| STATED EXERCISE |
Read through the records below and copy each line that uses the word "помощь".

| MATERIALS PROVIDED |

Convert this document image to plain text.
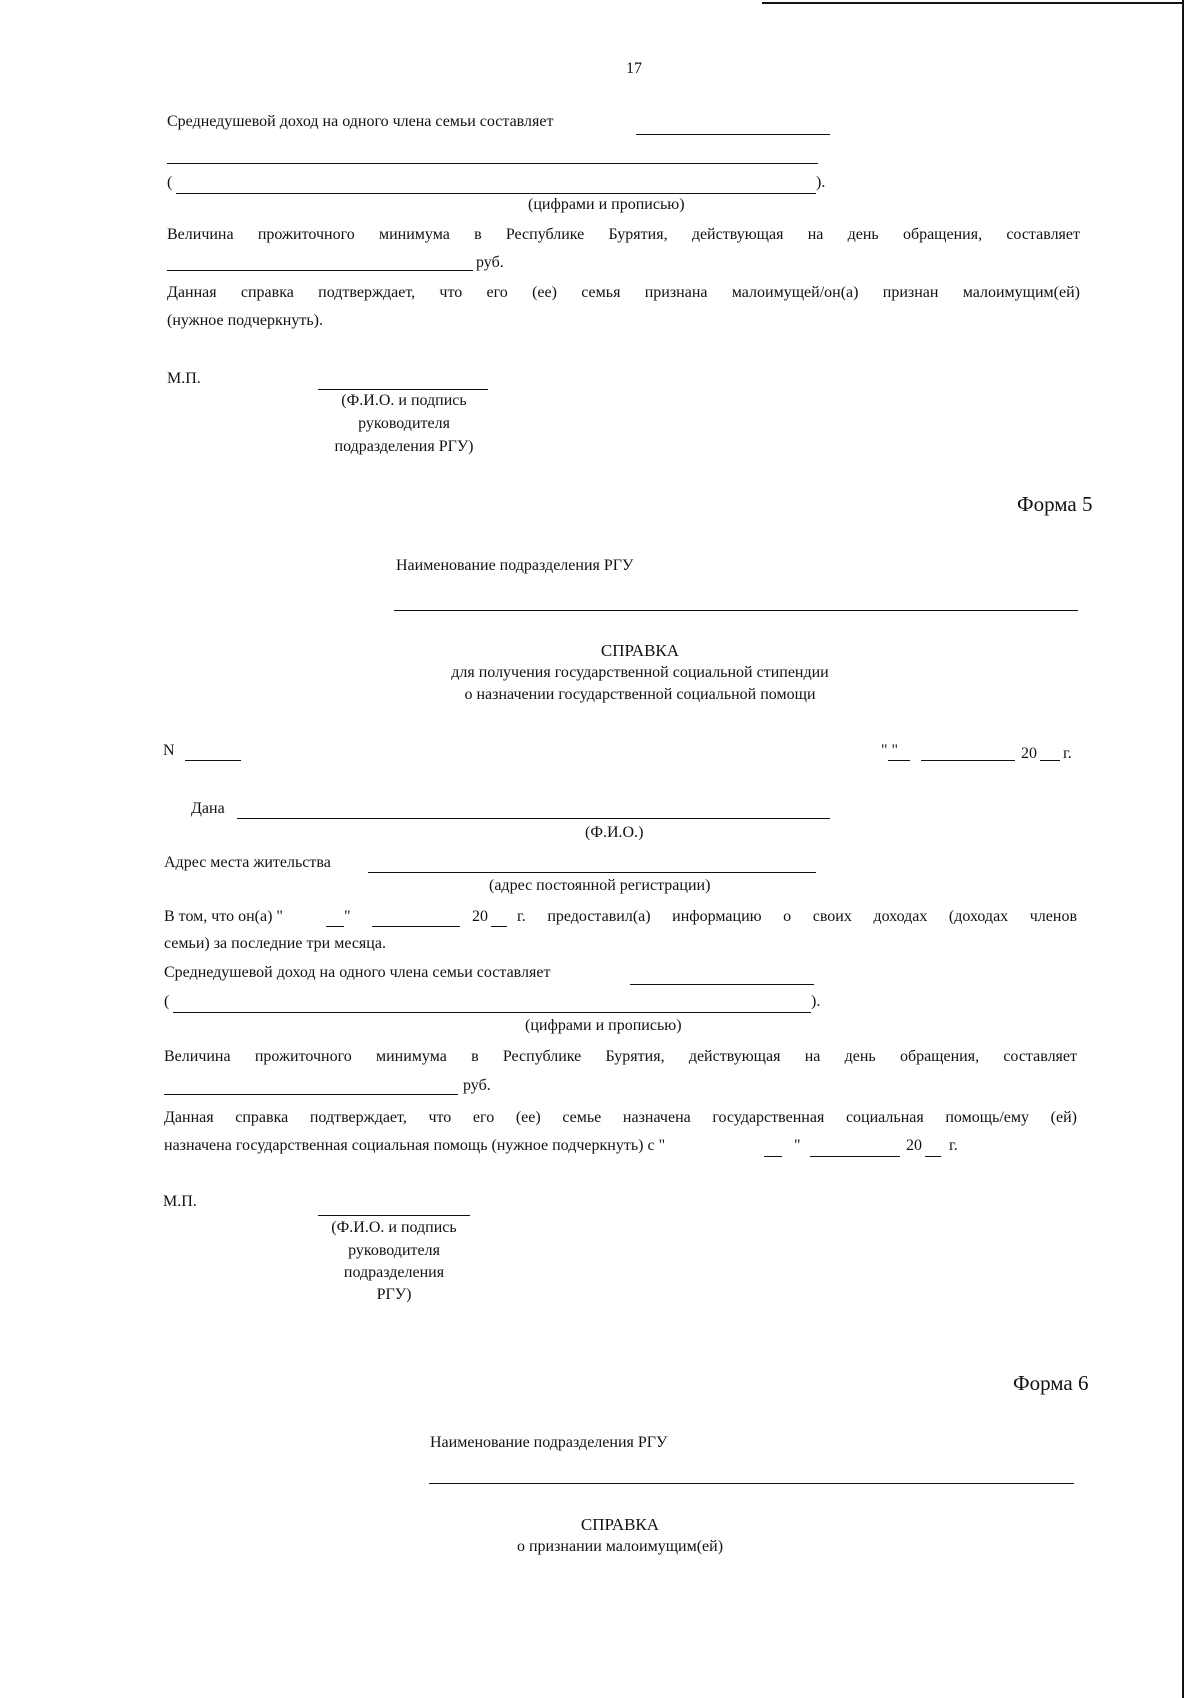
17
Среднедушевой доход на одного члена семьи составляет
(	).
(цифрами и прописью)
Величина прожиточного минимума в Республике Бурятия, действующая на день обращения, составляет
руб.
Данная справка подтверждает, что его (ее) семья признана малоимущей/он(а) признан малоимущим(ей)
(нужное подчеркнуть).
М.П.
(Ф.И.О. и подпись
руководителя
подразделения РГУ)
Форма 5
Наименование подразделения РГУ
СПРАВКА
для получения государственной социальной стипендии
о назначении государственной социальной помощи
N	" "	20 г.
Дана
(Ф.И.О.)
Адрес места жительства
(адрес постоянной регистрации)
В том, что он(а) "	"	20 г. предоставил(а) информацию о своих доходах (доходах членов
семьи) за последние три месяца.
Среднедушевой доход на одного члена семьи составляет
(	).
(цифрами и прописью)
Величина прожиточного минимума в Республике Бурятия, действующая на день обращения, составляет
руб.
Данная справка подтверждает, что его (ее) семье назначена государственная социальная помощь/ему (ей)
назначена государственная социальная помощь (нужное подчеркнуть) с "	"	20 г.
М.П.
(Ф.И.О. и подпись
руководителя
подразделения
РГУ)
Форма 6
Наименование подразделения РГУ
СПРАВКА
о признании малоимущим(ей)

...

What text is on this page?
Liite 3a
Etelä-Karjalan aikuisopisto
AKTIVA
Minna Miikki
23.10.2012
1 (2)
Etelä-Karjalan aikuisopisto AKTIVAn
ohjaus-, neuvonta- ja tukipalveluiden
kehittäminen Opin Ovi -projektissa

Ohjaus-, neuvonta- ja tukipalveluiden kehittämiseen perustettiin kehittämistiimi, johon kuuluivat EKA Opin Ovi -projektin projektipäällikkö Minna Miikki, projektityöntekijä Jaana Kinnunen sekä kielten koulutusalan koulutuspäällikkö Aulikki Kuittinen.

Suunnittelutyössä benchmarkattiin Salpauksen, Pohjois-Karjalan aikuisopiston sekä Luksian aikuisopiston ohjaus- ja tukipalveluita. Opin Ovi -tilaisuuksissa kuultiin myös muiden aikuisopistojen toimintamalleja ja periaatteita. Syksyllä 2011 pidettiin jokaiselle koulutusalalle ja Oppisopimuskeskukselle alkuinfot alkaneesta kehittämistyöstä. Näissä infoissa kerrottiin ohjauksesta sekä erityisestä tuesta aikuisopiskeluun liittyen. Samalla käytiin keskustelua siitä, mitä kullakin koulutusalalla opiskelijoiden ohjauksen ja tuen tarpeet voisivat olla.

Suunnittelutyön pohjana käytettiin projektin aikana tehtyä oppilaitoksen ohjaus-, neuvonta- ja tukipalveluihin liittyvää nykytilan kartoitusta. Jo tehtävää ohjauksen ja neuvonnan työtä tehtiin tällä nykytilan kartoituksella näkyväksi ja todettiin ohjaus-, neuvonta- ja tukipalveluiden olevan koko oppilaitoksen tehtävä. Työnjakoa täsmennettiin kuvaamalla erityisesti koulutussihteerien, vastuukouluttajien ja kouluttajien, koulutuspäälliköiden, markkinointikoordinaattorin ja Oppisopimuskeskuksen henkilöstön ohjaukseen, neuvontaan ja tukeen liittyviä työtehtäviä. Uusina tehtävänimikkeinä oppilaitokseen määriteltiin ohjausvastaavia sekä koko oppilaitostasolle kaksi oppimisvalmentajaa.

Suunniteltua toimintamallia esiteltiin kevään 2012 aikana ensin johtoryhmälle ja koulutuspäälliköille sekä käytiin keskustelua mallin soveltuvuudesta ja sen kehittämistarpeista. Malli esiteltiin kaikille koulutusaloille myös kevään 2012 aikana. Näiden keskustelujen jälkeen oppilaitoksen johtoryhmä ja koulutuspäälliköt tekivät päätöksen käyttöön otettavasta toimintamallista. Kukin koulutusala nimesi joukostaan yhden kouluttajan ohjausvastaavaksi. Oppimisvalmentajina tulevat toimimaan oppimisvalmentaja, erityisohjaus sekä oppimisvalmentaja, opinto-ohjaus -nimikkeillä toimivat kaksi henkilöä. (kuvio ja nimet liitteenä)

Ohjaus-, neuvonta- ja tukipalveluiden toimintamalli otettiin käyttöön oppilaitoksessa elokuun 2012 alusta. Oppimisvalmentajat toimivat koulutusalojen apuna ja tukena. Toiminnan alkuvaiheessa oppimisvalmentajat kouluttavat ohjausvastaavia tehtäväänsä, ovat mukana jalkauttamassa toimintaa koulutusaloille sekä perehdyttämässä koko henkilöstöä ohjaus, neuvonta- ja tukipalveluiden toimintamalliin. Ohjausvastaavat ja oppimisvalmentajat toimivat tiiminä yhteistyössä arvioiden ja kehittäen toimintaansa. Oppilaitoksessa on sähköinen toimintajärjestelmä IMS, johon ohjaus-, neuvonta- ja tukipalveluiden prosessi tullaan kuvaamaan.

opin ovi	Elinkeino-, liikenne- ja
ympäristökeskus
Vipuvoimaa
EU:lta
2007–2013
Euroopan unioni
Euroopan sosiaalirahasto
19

--

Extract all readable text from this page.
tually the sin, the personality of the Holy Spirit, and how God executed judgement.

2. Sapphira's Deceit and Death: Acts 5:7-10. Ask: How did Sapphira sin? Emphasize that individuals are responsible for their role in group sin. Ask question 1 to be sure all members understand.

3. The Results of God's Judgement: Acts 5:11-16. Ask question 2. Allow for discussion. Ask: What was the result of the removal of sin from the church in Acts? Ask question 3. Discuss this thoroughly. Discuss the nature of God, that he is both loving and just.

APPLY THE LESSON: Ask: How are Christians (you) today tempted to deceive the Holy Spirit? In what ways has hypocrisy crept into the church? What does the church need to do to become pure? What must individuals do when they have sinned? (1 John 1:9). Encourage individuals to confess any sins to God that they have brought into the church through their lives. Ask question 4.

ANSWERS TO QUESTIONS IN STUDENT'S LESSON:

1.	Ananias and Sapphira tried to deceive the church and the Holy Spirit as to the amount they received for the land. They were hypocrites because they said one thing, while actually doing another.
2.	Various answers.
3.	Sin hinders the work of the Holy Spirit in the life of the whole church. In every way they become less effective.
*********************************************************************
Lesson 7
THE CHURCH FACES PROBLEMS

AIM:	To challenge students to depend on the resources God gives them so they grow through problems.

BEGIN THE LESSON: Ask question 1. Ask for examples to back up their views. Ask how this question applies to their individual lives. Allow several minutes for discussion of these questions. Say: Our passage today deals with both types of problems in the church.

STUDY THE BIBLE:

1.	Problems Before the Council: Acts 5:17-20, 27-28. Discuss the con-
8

| FINAL RESULT |
Данная справка подтверждает, что его (ее) семье назначена государственная социальная помощь/ему (ей)
назначена государственная социальная помощь (нужное подчеркнуть) с "	"	20 г.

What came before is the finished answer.